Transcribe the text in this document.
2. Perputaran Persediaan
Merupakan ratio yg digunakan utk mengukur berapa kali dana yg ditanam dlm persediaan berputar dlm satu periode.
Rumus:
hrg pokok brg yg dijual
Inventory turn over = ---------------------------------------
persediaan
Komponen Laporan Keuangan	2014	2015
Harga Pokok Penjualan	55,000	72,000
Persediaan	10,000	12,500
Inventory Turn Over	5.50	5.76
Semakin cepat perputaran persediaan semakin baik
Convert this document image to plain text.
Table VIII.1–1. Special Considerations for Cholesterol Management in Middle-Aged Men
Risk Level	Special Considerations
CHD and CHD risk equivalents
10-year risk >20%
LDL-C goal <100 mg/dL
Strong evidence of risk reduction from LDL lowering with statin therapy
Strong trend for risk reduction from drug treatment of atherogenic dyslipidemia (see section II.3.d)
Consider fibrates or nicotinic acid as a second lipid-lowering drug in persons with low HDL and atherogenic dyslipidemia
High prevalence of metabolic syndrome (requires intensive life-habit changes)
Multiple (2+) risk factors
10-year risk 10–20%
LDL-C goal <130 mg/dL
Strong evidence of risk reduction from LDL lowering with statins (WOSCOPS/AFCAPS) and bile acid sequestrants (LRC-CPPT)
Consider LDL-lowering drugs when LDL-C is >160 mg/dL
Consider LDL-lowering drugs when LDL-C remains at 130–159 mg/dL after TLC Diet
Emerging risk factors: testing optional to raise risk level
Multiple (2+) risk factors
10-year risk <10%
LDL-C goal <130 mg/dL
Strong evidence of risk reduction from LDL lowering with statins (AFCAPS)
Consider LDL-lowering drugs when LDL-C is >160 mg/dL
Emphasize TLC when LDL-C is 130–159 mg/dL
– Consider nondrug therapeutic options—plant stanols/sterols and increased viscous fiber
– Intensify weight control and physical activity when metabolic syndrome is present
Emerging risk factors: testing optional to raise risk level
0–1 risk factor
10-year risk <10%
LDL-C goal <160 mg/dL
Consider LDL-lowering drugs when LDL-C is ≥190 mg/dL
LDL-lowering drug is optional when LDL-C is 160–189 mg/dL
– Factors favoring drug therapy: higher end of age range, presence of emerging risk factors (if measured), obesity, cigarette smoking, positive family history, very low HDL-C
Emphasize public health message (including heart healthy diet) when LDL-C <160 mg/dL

******

PROBLEM TO SOLVE: Show the data once more, exactly as it was written.

SOLUTION FOR THIS PROBLEM:
Transcribe the text in this document.
2. Perputaran Persediaan
Merupakan ratio yg digunakan utk mengukur berapa kali dana yg ditanam dlm persediaan berputar dlm satu periode.
Rumus:
hrg pokok brg yg dijual
Inventory turn over = ---------------------------------------
persediaan
Komponen Laporan Keuangan	2014	2015
Harga Pokok Penjualan	55,000	72,000
Persediaan	10,000	12,500
Inventory Turn Over	5.50	5.76
Semakin cepat perputaran persediaan semakin baik
Convert this document image to plain text.
Table VIII.1–1. Special Considerations for Cholesterol Management in Middle-Aged Men
Risk Level	Special Considerations
CHD and CHD risk equivalents
10-year risk >20%
LDL-C goal <100 mg/dL
Strong evidence of risk reduction from LDL lowering with statin therapy
Strong trend for risk reduction from drug treatment of atherogenic dyslipidemia (see section II.3.d)
Consider fibrates or nicotinic acid as a second lipid-lowering drug in persons with low HDL and atherogenic dyslipidemia
High prevalence of metabolic syndrome (requires intensive life-habit changes)
Multiple (2+) risk factors
10-year risk 10–20%
LDL-C goal <130 mg/dL
Strong evidence of risk reduction from LDL lowering with statins (WOSCOPS/AFCAPS) and bile acid sequestrants (LRC-CPPT)
Consider LDL-lowering drugs when LDL-C is >160 mg/dL
Consider LDL-lowering drugs when LDL-C remains at 130–159 mg/dL after TLC Diet
Emerging risk factors: testing optional to raise risk level
Multiple (2+) risk factors
10-year risk <10%
LDL-C goal <130 mg/dL
Strong evidence of risk reduction from LDL lowering with statins (AFCAPS)
Consider LDL-lowering drugs when LDL-C is >160 mg/dL
Emphasize TLC when LDL-C is 130–159 mg/dL
– Consider nondrug therapeutic options—plant stanols/sterols and increased viscous fiber
– Intensify weight control and physical activity when metabolic syndrome is present
Emerging risk factors: testing optional to raise risk level
0–1 risk factor
10-year risk <10%
LDL-C goal <160 mg/dL
Consider LDL-lowering drugs when LDL-C is ≥190 mg/dL
LDL-lowering drug is optional when LDL-C is 160–189 mg/dL
– Factors favoring drug therapy: higher end of age range, presence of emerging risk factors (if measured), obesity, cigarette smoking, positive family history, very low HDL-C
Emphasize public health message (including heart healthy diet) when LDL-C <160 mg/dL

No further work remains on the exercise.